Element box records:
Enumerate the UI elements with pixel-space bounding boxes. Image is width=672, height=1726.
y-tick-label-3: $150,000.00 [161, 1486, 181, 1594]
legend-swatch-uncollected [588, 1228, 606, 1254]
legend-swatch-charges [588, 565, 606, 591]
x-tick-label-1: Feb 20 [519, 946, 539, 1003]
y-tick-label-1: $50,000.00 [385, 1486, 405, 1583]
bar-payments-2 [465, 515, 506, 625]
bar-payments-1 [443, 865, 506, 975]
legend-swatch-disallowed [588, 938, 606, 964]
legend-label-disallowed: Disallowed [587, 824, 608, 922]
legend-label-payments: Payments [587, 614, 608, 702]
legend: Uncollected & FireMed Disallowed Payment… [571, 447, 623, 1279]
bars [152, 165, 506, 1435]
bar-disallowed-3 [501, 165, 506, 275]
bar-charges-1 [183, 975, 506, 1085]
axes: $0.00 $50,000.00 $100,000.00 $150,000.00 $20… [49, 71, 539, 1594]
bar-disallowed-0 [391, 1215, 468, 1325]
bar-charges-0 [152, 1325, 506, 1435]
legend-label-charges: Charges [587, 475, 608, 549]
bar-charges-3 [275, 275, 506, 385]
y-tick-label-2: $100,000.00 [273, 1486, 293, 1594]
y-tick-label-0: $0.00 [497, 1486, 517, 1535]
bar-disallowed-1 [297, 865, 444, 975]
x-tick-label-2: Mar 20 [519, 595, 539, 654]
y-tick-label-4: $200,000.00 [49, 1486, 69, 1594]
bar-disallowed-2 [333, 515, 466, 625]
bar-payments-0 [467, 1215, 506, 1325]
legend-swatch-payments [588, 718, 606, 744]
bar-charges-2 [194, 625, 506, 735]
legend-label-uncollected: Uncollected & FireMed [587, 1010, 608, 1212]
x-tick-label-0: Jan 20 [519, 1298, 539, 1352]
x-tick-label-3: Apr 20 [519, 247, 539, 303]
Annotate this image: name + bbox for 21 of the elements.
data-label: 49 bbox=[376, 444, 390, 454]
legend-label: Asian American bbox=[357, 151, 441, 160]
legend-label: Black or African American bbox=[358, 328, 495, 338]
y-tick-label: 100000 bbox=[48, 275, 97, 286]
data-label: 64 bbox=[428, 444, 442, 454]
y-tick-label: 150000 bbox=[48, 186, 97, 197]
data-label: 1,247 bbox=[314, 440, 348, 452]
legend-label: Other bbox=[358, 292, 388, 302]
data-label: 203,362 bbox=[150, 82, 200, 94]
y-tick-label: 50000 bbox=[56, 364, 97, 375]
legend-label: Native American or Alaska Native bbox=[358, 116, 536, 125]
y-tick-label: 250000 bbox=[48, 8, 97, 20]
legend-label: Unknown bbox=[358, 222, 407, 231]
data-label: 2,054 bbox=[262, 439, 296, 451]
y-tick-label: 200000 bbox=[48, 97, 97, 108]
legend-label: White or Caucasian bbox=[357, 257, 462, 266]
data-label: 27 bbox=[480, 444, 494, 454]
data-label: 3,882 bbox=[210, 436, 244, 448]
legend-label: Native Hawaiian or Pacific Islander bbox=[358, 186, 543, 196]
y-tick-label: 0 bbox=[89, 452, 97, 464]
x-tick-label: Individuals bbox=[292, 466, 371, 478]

#### [Instructions to follow]
Write out the lines from the start of the records through the line containing "x-tick-label-1: Feb 20 [519, 946, 539, 1003]", keeping every line identical to the original.

#### [Result of the task]
Enumerate the UI elements with pixel-space bounding boxes. Image is width=672, height=1726.
y-tick-label-3: $150,000.00 [161, 1486, 181, 1594]
legend-swatch-uncollected [588, 1228, 606, 1254]
legend-swatch-charges [588, 565, 606, 591]
x-tick-label-1: Feb 20 [519, 946, 539, 1003]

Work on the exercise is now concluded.